■ Stated task
Output all of the records exactly as written.

■ Data section
┄┄┄┄┄┄

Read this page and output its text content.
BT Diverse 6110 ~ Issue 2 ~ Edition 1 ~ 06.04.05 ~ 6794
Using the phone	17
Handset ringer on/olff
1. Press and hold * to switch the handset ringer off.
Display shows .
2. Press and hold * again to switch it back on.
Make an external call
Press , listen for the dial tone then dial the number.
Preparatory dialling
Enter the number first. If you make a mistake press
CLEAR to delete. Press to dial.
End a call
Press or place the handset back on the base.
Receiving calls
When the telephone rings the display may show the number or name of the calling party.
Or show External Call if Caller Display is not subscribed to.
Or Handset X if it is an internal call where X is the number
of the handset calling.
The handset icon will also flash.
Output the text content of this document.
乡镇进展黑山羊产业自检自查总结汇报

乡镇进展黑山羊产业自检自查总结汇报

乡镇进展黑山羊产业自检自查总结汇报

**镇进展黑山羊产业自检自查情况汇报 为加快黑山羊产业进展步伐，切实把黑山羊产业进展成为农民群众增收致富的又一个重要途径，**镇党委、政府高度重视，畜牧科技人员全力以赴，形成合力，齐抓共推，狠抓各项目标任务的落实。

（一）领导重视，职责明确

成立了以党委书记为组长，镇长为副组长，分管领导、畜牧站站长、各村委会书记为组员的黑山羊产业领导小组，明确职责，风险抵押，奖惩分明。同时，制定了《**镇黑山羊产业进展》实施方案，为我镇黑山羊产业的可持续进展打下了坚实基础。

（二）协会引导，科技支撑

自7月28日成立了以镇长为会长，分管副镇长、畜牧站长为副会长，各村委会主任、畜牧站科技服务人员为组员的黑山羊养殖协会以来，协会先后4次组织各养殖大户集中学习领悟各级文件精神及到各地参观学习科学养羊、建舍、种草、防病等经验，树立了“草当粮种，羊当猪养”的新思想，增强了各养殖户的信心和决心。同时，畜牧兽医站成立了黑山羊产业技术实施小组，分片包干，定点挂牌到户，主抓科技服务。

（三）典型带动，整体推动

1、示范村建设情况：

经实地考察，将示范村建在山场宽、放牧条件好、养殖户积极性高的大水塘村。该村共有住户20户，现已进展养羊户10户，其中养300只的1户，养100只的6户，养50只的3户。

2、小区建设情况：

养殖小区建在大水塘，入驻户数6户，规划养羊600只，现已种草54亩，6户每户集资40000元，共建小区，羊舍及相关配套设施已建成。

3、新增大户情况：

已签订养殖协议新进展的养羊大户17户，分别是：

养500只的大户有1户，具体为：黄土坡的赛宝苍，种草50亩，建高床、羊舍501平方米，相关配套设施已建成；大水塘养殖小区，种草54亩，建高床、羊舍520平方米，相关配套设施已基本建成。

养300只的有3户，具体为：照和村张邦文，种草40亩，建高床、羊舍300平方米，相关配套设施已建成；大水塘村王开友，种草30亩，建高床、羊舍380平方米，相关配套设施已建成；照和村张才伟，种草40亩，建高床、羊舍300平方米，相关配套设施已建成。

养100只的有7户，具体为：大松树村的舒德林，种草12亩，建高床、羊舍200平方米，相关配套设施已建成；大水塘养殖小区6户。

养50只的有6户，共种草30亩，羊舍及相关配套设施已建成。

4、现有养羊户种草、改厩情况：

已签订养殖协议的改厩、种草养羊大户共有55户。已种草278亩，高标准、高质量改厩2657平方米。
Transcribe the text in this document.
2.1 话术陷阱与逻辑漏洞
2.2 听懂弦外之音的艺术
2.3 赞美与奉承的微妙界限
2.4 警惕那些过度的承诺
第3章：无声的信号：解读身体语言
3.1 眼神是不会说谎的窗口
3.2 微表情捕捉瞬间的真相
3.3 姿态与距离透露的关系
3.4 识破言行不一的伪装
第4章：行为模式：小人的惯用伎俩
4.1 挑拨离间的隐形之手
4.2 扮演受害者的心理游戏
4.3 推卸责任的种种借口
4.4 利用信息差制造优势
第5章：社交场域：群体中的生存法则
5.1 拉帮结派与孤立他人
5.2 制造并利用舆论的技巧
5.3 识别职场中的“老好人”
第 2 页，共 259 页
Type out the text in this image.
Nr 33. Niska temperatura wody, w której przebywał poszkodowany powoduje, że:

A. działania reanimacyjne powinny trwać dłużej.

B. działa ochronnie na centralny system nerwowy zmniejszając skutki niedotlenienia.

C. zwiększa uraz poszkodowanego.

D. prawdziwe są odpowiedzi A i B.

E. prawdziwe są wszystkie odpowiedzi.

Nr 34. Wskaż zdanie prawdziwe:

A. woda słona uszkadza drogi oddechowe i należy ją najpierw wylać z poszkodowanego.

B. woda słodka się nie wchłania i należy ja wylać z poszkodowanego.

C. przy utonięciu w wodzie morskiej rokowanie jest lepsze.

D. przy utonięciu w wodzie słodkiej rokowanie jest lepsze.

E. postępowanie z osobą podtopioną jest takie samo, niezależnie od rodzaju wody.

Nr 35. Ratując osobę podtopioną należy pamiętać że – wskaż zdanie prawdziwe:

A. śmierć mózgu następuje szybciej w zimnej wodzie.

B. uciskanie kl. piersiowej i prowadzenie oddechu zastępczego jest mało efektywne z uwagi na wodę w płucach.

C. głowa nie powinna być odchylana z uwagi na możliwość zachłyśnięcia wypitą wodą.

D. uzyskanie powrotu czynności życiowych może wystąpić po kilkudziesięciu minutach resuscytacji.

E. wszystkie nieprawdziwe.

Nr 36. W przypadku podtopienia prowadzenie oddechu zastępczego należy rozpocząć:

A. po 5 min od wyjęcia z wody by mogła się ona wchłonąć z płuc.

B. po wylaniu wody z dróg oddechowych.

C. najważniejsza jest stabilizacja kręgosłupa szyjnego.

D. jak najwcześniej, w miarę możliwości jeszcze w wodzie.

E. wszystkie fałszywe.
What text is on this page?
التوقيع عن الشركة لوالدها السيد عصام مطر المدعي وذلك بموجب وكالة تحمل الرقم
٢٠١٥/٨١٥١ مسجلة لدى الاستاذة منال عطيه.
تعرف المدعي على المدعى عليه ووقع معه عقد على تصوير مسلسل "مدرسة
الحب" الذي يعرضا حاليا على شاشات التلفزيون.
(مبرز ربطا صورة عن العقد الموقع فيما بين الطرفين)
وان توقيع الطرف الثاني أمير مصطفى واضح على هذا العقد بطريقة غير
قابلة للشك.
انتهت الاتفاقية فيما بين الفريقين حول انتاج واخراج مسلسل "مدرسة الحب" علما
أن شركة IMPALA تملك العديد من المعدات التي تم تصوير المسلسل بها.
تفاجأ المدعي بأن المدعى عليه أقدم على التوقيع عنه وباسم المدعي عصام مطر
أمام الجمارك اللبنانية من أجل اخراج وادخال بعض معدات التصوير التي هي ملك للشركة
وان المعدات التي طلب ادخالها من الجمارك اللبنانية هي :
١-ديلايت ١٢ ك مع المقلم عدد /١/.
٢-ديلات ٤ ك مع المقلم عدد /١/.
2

┄┄┄┄┄┄

■ Written solution
Read this page and output its text content.
BT Diverse 6110 ~ Issue 2 ~ Edition 1 ~ 06.04.05 ~ 6794
Using the phone	17
Handset ringer on/olff
1. Press and hold * to switch the handset ringer off.
Display shows .
2. Press and hold * again to switch it back on.
Make an external call
Press , listen for the dial tone then dial the number.
Preparatory dialling
Enter the number first. If you make a mistake press
CLEAR to delete. Press to dial.
End a call
Press or place the handset back on the base.
Receiving calls
When the telephone rings the display may show the number or name of the calling party.
Or show External Call if Caller Display is not subscribed to.
Or Handset X if it is an internal call where X is the number
of the handset calling.
The handset icon will also flash.
Output the text content of this document.
乡镇进展黑山羊产业自检自查总结汇报

乡镇进展黑山羊产业自检自查总结汇报

乡镇进展黑山羊产业自检自查总结汇报

**镇进展黑山羊产业自检自查情况汇报 为加快黑山羊产业进展步伐，切实把黑山羊产业进展成为农民群众增收致富的又一个重要途径，**镇党委、政府高度重视，畜牧科技人员全力以赴，形成合力，齐抓共推，狠抓各项目标任务的落实。

（一）领导重视，职责明确

成立了以党委书记为组长，镇长为副组长，分管领导、畜牧站站长、各村委会书记为组员的黑山羊产业领导小组，明确职责，风险抵押，奖惩分明。同时，制定了《**镇黑山羊产业进展》实施方案，为我镇黑山羊产业的可持续进展打下了坚实基础。

（二）协会引导，科技支撑

自7月28日成立了以镇长为会长，分管副镇长、畜牧站长为副会长，各村委会主任、畜牧站科技服务人员为组员的黑山羊养殖协会以来，协会先后4次组织各养殖大户集中学习领悟各级文件精神及到各地参观学习科学养羊、建舍、种草、防病等经验，树立了“草当粮种，羊当猪养”的新思想，增强了各养殖户的信心和决心。同时，畜牧兽医站成立了黑山羊产业技术实施小组，分片包干，定点挂牌到户，主抓科技服务。

（三）典型带动，整体推动

1、示范村建设情况：

经实地考察，将示范村建在山场宽、放牧条件好、养殖户积极性高的大水塘村。该村共有住户20户，现已进展养羊户10户，其中养300只的1户，养100只的6户，养50只的3户。

2、小区建设情况：

养殖小区建在大水塘，入驻户数6户，规划养羊600只，现已种草54亩，6户每户集资40000元，共建小区，羊舍及相关配套设施已建成。

3、新增大户情况：

已签订养殖协议新进展的养羊大户17户，分别是：

养500只的大户有1户，具体为：黄土坡的赛宝苍，种草50亩，建高床、羊舍501平方米，相关配套设施已建成；大水塘养殖小区，种草54亩，建高床、羊舍520平方米，相关配套设施已基本建成。

养300只的有3户，具体为：照和村张邦文，种草40亩，建高床、羊舍300平方米，相关配套设施已建成；大水塘村王开友，种草30亩，建高床、羊舍380平方米，相关配套设施已建成；照和村张才伟，种草40亩，建高床、羊舍300平方米，相关配套设施已建成。

养100只的有7户，具体为：大松树村的舒德林，种草12亩，建高床、羊舍200平方米，相关配套设施已建成；大水塘养殖小区6户。

养50只的有6户，共种草30亩，羊舍及相关配套设施已建成。

4、现有养羊户种草、改厩情况：

已签订养殖协议的改厩、种草养羊大户共有55户。已种草278亩，高标准、高质量改厩2657平方米。
Transcribe the text in this document.
2.1 话术陷阱与逻辑漏洞
2.2 听懂弦外之音的艺术
2.3 赞美与奉承的微妙界限
2.4 警惕那些过度的承诺
第3章：无声的信号：解读身体语言
3.1 眼神是不会说谎的窗口
3.2 微表情捕捉瞬间的真相
3.3 姿态与距离透露的关系
3.4 识破言行不一的伪装
第4章：行为模式：小人的惯用伎俩
4.1 挑拨离间的隐形之手
4.2 扮演受害者的心理游戏
4.3 推卸责任的种种借口
4.4 利用信息差制造优势
第5章：社交场域：群体中的生存法则
5.1 拉帮结派与孤立他人
5.2 制造并利用舆论的技巧
5.3 识别职场中的“老好人”
第 2 页，共 259 页
Type out the text in this image.
Nr 33. Niska temperatura wody, w której przebywał poszkodowany powoduje, że:

A. działania reanimacyjne powinny trwać dłużej.

B. działa ochronnie na centralny system nerwowy zmniejszając skutki niedotlenienia.

C. zwiększa uraz poszkodowanego.

D. prawdziwe są odpowiedzi A i B.

E. prawdziwe są wszystkie odpowiedzi.

Nr 34. Wskaż zdanie prawdziwe:

A. woda słona uszkadza drogi oddechowe i należy ją najpierw wylać z poszkodowanego.

B. woda słodka się nie wchłania i należy ja wylać z poszkodowanego.

C. przy utonięciu w wodzie morskiej rokowanie jest lepsze.

D. przy utonięciu w wodzie słodkiej rokowanie jest lepsze.

E. postępowanie z osobą podtopioną jest takie samo, niezależnie od rodzaju wody.

Nr 35. Ratując osobę podtopioną należy pamiętać że – wskaż zdanie prawdziwe:

A. śmierć mózgu następuje szybciej w zimnej wodzie.

B. uciskanie kl. piersiowej i prowadzenie oddechu zastępczego jest mało efektywne z uwagi na wodę w płucach.

C. głowa nie powinna być odchylana z uwagi na możliwość zachłyśnięcia wypitą wodą.

D. uzyskanie powrotu czynności życiowych może wystąpić po kilkudziesięciu minutach resuscytacji.

E. wszystkie nieprawdziwe.

Nr 36. W przypadku podtopienia prowadzenie oddechu zastępczego należy rozpocząć:

A. po 5 min od wyjęcia z wody by mogła się ona wchłonąć z płuc.

B. po wylaniu wody z dróg oddechowych.

C. najważniejsza jest stabilizacja kręgosłupa szyjnego.

D. jak najwcześniej, w miarę możliwości jeszcze w wodzie.

E. wszystkie fałszywe.
What text is on this page?
التوقيع عن الشركة لوالدها السيد عصام مطر المدعي وذلك بموجب وكالة تحمل الرقم
٢٠١٥/٨١٥١ مسجلة لدى الاستاذة منال عطيه.
تعرف المدعي على المدعى عليه ووقع معه عقد على تصوير مسلسل "مدرسة
الحب" الذي يعرضا حاليا على شاشات التلفزيون.
(مبرز ربطا صورة عن العقد الموقع فيما بين الطرفين)
وان توقيع الطرف الثاني أمير مصطفى واضح على هذا العقد بطريقة غير
قابلة للشك.
انتهت الاتفاقية فيما بين الفريقين حول انتاج واخراج مسلسل "مدرسة الحب" علما
أن شركة IMPALA تملك العديد من المعدات التي تم تصوير المسلسل بها.
تفاجأ المدعي بأن المدعى عليه أقدم على التوقيع عنه وباسم المدعي عصام مطر
أمام الجمارك اللبنانية من أجل اخراج وادخال بعض معدات التصوير التي هي ملك للشركة
وان المعدات التي طلب ادخالها من الجمارك اللبنانية هي :
١-ديلايت ١٢ ك مع المقلم عدد /١/.
٢-ديلات ٤ ك مع المقلم عدد /١/.
2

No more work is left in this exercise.